(What you should do):
Would you return the complete listing below word for word?

***** Dataset content *****

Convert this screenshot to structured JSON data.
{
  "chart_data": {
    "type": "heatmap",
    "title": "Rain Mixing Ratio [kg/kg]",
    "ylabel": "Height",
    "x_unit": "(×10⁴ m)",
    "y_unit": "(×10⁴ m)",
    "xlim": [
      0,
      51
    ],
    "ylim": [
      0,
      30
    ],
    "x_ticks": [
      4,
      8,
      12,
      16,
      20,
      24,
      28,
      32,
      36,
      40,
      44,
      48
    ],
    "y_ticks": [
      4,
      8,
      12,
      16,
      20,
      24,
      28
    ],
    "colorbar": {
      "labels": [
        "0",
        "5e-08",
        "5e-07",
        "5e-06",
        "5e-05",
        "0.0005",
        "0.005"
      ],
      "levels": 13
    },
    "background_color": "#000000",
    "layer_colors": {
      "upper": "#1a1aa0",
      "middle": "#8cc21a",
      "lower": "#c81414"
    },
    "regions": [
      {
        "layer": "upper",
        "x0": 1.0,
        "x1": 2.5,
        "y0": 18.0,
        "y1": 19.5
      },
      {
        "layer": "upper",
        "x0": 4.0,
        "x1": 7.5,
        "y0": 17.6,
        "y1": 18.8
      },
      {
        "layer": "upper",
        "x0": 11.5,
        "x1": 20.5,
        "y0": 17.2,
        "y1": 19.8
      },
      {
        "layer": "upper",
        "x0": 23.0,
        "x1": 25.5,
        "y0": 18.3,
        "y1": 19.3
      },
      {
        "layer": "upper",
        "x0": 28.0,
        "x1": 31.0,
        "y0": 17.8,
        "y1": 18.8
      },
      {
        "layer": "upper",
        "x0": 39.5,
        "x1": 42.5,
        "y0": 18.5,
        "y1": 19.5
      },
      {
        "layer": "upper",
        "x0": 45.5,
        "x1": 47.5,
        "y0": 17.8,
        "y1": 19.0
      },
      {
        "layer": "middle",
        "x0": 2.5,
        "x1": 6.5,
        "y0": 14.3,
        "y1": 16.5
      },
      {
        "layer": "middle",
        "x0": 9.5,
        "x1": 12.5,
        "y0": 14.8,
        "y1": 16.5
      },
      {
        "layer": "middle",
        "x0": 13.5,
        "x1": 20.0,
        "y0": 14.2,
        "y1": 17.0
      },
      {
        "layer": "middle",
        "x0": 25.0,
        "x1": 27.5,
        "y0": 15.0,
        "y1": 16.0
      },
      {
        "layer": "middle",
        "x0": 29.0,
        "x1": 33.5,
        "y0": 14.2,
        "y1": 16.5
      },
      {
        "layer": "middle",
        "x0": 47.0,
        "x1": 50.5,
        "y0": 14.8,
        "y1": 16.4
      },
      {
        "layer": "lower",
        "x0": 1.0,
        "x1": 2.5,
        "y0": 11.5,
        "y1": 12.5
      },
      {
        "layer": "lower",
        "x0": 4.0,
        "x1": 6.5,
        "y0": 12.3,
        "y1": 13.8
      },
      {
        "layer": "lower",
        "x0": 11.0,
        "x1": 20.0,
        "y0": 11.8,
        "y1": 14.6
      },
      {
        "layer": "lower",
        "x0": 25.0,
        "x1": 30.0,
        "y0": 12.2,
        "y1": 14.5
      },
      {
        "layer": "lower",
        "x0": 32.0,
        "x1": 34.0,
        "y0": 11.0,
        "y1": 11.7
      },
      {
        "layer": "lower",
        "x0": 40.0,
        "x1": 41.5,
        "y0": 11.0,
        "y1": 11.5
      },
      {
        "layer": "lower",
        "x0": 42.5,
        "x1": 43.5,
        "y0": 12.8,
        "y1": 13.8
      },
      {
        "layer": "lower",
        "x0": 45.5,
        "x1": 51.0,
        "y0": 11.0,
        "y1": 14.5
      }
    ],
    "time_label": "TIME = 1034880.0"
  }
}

*****

(Result):
Convert this screenshot to structured JSON data.
{
  "chart_data": {
    "type": "heatmap",
    "title": "Rain Mixing Ratio [kg/kg]",
    "ylabel": "Height",
    "x_unit": "(×10⁴ m)",
    "y_unit": "(×10⁴ m)",
    "xlim": [
      0,
      51
    ],
    "ylim": [
      0,
      30
    ],
    "x_ticks": [
      4,
      8,
      12,
      16,
      20,
      24,
      28,
      32,
      36,
      40,
      44,
      48
    ],
    "y_ticks": [
      4,
      8,
      12,
      16,
      20,
      24,
      28
    ],
    "colorbar": {
      "labels": [
        "0",
        "5e-08",
        "5e-07",
        "5e-06",
        "5e-05",
        "0.0005",
        "0.005"
      ],
      "levels": 13
    },
    "background_color": "#000000",
    "layer_colors": {
      "upper": "#1a1aa0",
      "middle": "#8cc21a",
      "lower": "#c81414"
    },
    "regions": [
      {
        "layer": "upper",
        "x0": 1.0,
        "x1": 2.5,
        "y0": 18.0,
        "y1": 19.5
      },
      {
        "layer": "upper",
        "x0": 4.0,
        "x1": 7.5,
        "y0": 17.6,
        "y1": 18.8
      },
      {
        "layer": "upper",
        "x0": 11.5,
        "x1": 20.5,
        "y0": 17.2,
        "y1": 19.8
      },
      {
        "layer": "upper",
        "x0": 23.0,
        "x1": 25.5,
        "y0": 18.3,
        "y1": 19.3
      },
      {
        "layer": "upper",
        "x0": 28.0,
        "x1": 31.0,
        "y0": 17.8,
        "y1": 18.8
      },
      {
        "layer": "upper",
        "x0": 39.5,
        "x1": 42.5,
        "y0": 18.5,
        "y1": 19.5
      },
      {
        "layer": "upper",
        "x0": 45.5,
        "x1": 47.5,
        "y0": 17.8,
        "y1": 19.0
      },
      {
        "layer": "middle",
        "x0": 2.5,
        "x1": 6.5,
        "y0": 14.3,
        "y1": 16.5
      },
      {
        "layer": "middle",
        "x0": 9.5,
        "x1": 12.5,
        "y0": 14.8,
        "y1": 16.5
      },
      {
        "layer": "middle",
        "x0": 13.5,
        "x1": 20.0,
        "y0": 14.2,
        "y1": 17.0
      },
      {
        "layer": "middle",
        "x0": 25.0,
        "x1": 27.5,
        "y0": 15.0,
        "y1": 16.0
      },
      {
        "layer": "middle",
        "x0": 29.0,
        "x1": 33.5,
        "y0": 14.2,
        "y1": 16.5
      },
      {
        "layer": "middle",
        "x0": 47.0,
        "x1": 50.5,
        "y0": 14.8,
        "y1": 16.4
      },
      {
        "layer": "lower",
        "x0": 1.0,
        "x1": 2.5,
        "y0": 11.5,
        "y1": 12.5
      },
      {
        "layer": "lower",
        "x0": 4.0,
        "x1": 6.5,
        "y0": 12.3,
        "y1": 13.8
      },
      {
        "layer": "lower",
        "x0": 11.0,
        "x1": 20.0,
        "y0": 11.8,
        "y1": 14.6
      },
      {
        "layer": "lower",
        "x0": 25.0,
        "x1": 30.0,
        "y0": 12.2,
        "y1": 14.5
      },
      {
        "layer": "lower",
        "x0": 32.0,
        "x1": 34.0,
        "y0": 11.0,
        "y1": 11.7
      },
      {
        "layer": "lower",
        "x0": 40.0,
        "x1": 41.5,
        "y0": 11.0,
        "y1": 11.5
      },
      {
        "layer": "lower",
        "x0": 42.5,
        "x1": 43.5,
        "y0": 12.8,
        "y1": 13.8
      },
      {
        "layer": "lower",
        "x0": 45.5,
        "x1": 51.0,
        "y0": 11.0,
        "y1": 14.5
      }
    ],
    "time_label": "TIME = 1034880.0"
  }
}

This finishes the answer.